Out of the lines in this data, how many include "teljesítés"? Give the number and nothing else.

• • • • •

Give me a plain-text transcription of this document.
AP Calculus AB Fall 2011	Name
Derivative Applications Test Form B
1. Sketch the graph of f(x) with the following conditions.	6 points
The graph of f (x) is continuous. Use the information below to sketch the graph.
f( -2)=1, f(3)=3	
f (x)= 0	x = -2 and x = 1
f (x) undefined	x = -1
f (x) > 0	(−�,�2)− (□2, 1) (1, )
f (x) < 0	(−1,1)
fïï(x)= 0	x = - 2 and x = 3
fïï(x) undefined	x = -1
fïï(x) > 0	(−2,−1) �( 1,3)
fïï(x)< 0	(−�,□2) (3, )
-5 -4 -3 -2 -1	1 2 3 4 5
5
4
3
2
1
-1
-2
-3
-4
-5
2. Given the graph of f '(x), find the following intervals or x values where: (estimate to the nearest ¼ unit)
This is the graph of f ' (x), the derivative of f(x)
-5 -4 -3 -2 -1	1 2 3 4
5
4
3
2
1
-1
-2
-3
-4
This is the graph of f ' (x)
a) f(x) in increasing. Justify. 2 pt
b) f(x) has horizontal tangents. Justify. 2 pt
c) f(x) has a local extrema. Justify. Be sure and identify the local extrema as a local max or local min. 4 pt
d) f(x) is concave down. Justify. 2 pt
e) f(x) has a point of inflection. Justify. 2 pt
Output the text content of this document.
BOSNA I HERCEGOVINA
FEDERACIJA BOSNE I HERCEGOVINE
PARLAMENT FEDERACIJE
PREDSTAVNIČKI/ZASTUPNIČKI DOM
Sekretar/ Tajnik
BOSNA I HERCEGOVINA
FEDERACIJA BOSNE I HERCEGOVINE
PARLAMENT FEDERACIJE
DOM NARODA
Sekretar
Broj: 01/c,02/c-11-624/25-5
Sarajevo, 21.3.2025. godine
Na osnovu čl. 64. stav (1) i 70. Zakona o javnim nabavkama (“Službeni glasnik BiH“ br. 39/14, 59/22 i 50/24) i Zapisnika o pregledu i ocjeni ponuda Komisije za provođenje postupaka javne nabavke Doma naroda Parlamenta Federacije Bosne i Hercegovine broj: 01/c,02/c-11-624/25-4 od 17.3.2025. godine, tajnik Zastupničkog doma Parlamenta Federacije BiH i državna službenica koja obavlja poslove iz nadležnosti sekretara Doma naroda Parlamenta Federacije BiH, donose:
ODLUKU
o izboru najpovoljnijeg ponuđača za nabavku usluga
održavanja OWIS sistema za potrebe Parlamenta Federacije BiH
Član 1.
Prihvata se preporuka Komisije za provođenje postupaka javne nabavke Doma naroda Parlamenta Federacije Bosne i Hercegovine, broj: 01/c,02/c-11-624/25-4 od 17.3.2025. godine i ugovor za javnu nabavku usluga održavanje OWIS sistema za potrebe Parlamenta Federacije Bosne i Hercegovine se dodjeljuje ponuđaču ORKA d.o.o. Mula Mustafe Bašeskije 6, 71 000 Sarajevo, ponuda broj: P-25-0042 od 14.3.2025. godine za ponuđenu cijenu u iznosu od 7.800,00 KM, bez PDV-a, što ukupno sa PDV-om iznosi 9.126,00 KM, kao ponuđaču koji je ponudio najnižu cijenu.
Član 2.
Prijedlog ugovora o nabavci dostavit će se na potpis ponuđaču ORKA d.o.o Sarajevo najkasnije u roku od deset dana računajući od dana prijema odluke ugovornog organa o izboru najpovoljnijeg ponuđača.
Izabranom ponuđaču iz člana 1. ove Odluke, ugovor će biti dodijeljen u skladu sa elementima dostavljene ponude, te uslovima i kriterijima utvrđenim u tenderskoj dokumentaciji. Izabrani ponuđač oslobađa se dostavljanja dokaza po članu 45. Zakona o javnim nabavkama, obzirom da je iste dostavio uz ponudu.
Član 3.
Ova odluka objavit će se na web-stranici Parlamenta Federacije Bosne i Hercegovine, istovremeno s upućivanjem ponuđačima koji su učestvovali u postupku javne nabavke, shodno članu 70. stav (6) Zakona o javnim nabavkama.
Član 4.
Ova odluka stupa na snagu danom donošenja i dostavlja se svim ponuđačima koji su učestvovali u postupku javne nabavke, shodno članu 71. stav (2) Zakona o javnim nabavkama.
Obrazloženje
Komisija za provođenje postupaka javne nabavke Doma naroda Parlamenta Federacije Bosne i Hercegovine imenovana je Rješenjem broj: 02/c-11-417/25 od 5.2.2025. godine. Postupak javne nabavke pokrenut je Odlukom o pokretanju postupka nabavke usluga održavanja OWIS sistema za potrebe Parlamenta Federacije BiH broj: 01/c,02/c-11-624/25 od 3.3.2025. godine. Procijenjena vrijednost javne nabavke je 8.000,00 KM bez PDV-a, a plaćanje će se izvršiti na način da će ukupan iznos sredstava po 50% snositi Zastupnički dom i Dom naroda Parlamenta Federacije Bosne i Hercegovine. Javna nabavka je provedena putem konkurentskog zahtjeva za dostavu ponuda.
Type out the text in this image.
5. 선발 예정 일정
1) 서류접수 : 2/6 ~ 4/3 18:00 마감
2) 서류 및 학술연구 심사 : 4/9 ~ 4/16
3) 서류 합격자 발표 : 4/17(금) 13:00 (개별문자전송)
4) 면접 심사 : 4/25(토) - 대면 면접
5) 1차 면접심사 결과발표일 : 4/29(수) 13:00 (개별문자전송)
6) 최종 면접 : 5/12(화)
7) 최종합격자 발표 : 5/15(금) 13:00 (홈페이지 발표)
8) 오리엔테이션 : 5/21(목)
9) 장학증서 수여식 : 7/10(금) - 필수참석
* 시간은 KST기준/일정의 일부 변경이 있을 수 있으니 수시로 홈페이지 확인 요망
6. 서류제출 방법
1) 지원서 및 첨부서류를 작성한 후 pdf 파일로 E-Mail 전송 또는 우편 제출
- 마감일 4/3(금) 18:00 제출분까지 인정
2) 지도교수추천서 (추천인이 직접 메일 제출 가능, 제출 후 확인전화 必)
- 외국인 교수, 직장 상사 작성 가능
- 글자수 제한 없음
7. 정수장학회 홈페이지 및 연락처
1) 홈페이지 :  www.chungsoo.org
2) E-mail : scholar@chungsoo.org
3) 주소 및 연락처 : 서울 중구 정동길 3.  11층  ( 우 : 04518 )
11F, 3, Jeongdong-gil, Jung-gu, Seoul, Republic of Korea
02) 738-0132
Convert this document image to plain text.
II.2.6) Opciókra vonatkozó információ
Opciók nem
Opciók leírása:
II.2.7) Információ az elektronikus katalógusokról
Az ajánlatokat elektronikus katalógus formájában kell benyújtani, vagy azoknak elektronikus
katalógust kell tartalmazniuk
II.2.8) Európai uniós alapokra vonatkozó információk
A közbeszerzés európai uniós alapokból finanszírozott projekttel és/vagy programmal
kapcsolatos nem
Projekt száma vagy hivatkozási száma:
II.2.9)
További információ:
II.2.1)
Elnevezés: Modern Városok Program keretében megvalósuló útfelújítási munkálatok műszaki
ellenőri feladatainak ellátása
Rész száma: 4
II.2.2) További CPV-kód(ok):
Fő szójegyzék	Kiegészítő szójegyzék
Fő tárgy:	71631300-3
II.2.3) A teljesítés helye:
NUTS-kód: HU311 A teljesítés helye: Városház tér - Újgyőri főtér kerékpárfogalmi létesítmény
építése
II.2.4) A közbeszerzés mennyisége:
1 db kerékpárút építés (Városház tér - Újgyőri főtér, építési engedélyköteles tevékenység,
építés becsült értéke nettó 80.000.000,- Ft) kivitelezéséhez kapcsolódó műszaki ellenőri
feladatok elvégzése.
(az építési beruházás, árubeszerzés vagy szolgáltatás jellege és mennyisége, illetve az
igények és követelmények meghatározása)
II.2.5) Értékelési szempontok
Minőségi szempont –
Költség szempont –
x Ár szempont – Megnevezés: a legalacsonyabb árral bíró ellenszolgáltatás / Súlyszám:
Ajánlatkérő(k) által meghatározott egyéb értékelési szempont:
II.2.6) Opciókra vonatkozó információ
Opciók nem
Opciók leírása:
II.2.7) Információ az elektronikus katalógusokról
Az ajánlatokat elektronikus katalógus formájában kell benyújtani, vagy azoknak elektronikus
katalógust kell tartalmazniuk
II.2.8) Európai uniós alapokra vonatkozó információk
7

• • • • •

> SOLUTION FOR THIS TASK
2